* [Given records]:
____
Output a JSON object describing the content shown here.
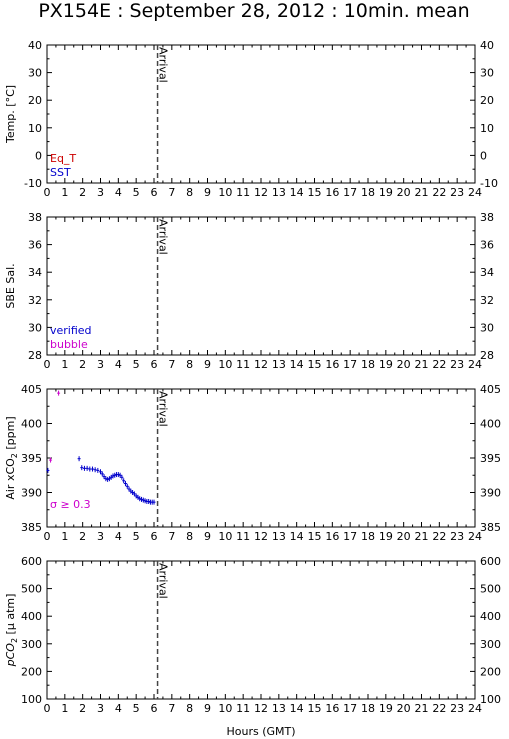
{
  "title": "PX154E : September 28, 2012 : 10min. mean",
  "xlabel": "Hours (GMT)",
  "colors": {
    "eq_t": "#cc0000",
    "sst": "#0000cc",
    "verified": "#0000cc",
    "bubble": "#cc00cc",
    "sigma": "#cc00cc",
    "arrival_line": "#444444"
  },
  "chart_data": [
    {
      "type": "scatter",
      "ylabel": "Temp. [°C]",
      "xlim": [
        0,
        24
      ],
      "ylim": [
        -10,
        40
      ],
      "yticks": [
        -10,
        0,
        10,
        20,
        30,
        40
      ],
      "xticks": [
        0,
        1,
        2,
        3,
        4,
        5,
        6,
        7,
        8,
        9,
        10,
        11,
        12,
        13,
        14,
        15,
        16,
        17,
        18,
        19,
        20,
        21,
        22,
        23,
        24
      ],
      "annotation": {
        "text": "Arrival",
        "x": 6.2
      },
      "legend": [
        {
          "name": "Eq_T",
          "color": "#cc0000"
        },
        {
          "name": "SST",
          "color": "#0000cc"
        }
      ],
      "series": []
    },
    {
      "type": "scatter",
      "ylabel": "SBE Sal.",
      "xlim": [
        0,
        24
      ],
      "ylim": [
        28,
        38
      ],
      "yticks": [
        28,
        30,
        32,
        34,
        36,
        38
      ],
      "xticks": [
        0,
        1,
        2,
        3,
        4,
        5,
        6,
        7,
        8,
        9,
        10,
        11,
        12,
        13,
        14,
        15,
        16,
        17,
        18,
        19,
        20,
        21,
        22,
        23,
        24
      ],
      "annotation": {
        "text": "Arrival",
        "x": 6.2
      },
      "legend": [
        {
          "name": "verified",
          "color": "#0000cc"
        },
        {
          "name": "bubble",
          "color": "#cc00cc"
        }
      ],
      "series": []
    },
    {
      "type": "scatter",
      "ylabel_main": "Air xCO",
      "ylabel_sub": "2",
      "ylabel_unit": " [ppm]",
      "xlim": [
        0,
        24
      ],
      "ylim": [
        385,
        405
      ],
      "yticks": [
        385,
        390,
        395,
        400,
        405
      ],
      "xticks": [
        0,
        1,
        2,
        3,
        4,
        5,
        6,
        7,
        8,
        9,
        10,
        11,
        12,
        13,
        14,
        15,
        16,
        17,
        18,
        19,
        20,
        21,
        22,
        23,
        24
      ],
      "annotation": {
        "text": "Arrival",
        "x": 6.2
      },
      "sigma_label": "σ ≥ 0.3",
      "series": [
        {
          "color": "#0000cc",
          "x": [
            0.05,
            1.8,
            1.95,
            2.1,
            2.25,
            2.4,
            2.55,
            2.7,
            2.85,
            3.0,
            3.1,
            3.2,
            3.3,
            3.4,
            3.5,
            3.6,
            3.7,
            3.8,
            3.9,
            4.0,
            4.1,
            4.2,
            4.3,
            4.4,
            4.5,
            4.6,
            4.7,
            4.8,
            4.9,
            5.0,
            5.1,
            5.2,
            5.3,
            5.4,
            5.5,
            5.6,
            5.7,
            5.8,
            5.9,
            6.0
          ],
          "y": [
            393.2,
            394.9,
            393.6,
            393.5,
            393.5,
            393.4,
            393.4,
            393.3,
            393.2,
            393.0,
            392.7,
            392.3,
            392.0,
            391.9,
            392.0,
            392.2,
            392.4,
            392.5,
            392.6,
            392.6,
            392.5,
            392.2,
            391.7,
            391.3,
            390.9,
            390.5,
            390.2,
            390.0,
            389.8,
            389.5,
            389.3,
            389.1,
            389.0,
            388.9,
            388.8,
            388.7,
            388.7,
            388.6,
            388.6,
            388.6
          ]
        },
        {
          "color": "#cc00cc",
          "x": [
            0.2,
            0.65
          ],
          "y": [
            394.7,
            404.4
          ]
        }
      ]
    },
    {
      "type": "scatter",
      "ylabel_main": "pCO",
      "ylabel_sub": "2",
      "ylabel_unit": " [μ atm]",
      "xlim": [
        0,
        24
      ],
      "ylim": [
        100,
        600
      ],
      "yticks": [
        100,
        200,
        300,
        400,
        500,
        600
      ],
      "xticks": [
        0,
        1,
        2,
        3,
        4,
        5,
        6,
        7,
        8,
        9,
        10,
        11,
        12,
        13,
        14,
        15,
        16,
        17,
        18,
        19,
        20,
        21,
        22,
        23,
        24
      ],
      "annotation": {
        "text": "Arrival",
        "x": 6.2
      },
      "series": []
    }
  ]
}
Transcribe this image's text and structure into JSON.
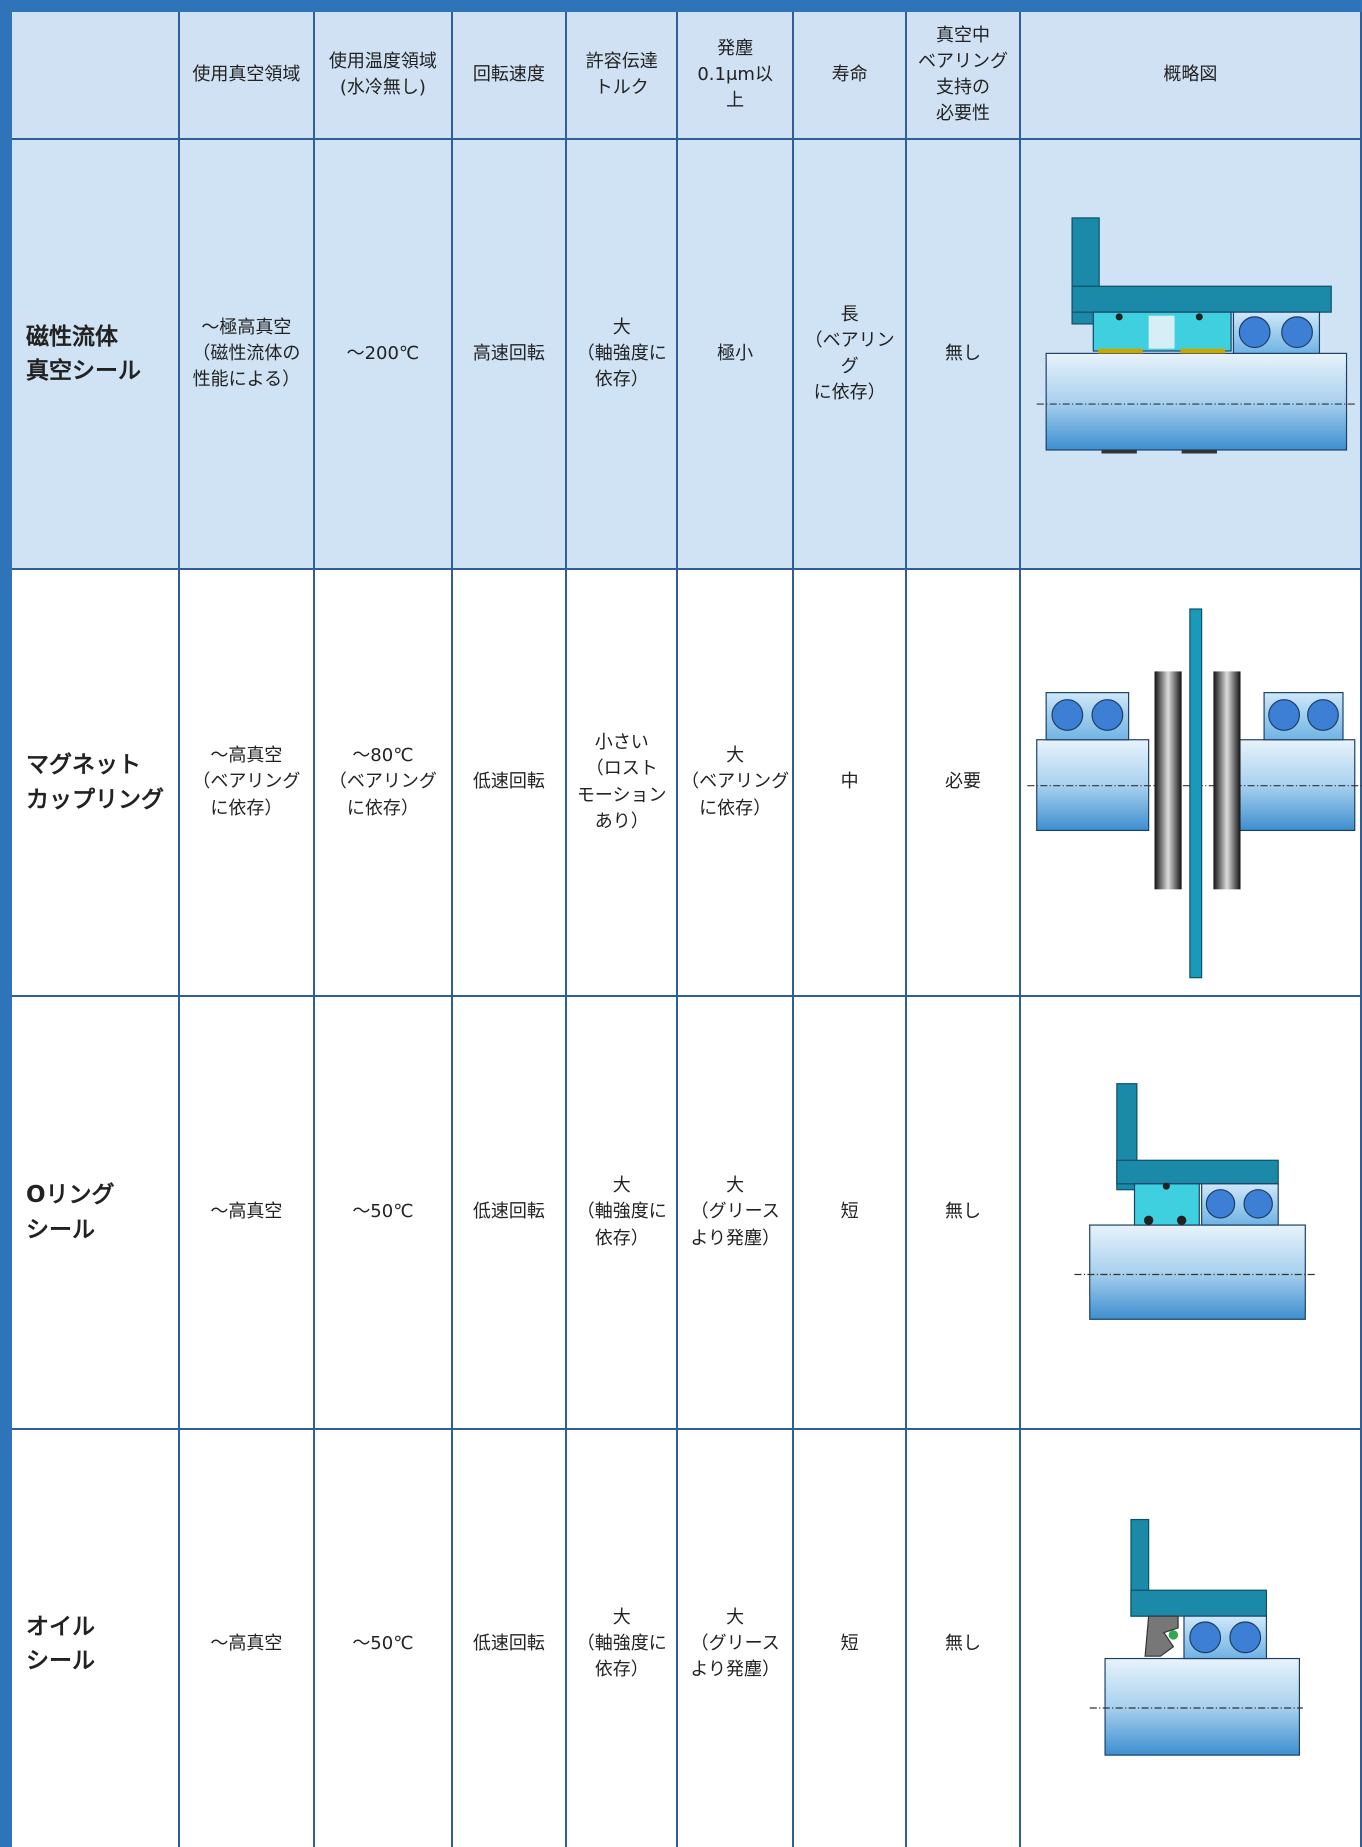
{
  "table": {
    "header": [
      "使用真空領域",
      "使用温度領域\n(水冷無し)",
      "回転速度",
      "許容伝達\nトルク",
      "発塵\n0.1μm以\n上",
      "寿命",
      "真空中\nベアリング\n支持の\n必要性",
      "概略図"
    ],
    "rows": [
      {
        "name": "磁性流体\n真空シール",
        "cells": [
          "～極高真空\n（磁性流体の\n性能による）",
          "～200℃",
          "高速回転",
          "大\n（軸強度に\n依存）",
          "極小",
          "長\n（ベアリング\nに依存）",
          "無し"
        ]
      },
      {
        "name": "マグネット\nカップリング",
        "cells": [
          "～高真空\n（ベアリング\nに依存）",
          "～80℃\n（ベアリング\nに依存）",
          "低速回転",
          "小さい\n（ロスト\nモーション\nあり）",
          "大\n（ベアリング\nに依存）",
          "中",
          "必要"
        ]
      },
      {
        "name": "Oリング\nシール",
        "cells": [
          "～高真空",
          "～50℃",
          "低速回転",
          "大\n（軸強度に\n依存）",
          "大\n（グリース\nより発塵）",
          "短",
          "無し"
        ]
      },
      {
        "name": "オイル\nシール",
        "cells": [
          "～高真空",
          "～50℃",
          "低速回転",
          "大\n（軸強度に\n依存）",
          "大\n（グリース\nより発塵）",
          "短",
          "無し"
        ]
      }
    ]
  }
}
____
Every line above that contains the word "JSON" should be reported.

Output a JSON object describing the content shown here.
Transcribe this image's text and structure into JSON.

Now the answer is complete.